**Problem to solve:**
Copy out all lines that carry the word "camera".

**Provided information:**
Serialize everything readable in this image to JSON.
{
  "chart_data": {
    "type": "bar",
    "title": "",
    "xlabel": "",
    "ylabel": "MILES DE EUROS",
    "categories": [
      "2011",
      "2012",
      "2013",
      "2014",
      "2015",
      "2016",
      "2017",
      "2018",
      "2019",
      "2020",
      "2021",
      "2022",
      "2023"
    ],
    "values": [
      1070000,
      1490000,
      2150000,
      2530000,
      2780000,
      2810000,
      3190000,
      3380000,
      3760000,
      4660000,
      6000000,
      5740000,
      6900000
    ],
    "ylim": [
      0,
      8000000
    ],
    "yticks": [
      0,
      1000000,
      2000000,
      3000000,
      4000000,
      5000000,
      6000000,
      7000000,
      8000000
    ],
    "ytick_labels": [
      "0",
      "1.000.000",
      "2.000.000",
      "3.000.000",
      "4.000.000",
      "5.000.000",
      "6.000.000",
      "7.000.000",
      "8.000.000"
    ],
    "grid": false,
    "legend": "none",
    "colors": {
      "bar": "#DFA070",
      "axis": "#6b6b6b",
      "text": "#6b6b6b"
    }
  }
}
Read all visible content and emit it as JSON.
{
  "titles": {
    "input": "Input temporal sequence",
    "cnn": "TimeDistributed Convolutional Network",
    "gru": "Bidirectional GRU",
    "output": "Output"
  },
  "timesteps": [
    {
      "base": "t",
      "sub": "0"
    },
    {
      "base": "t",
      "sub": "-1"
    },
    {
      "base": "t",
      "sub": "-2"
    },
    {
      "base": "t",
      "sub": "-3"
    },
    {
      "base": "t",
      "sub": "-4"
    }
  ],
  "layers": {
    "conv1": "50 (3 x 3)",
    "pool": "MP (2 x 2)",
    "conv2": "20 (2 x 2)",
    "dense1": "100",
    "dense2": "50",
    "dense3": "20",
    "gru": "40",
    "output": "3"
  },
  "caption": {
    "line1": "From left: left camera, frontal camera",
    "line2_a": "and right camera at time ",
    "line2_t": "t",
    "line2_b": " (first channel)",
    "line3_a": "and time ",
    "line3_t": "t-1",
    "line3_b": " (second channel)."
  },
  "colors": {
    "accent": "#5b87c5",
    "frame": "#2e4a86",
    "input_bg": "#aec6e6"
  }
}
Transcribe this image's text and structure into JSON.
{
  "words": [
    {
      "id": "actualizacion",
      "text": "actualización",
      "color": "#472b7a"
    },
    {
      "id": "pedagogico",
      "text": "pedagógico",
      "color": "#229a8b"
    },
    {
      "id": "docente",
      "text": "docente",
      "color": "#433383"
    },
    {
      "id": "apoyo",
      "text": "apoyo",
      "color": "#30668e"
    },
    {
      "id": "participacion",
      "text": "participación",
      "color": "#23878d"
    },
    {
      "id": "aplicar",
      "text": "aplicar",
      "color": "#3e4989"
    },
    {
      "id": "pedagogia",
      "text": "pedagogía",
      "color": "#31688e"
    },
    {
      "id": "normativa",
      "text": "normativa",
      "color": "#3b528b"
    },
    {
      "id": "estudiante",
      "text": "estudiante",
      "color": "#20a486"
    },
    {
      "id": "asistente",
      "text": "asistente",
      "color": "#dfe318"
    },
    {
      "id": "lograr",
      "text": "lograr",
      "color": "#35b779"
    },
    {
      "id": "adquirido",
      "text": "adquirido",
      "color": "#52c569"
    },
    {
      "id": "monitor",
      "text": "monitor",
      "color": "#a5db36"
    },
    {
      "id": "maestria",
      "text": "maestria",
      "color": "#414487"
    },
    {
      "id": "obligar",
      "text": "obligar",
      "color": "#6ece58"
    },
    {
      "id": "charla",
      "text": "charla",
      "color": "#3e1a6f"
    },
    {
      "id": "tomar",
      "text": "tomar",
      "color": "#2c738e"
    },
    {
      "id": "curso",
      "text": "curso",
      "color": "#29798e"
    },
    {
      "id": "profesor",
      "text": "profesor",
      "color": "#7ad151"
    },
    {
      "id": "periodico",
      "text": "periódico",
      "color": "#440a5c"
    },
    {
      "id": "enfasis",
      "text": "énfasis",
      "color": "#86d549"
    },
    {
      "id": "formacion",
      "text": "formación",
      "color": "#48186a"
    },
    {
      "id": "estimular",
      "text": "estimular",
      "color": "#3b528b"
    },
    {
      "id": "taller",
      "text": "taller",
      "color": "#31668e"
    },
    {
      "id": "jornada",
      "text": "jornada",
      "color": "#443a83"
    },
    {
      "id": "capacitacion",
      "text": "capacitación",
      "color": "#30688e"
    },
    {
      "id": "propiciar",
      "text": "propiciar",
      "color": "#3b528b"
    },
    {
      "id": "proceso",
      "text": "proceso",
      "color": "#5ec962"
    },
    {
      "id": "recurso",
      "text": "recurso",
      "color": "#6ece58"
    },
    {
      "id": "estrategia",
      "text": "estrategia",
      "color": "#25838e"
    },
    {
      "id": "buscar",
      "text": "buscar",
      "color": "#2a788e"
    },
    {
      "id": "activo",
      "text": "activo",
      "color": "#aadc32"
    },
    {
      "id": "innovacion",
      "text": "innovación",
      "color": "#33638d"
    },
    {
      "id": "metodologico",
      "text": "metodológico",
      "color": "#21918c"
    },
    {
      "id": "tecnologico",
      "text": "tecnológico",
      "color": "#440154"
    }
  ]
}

**Worked answer:**
    "line1": "From left: left camera, frontal camera",
    "line2_a": "and right camera at time ",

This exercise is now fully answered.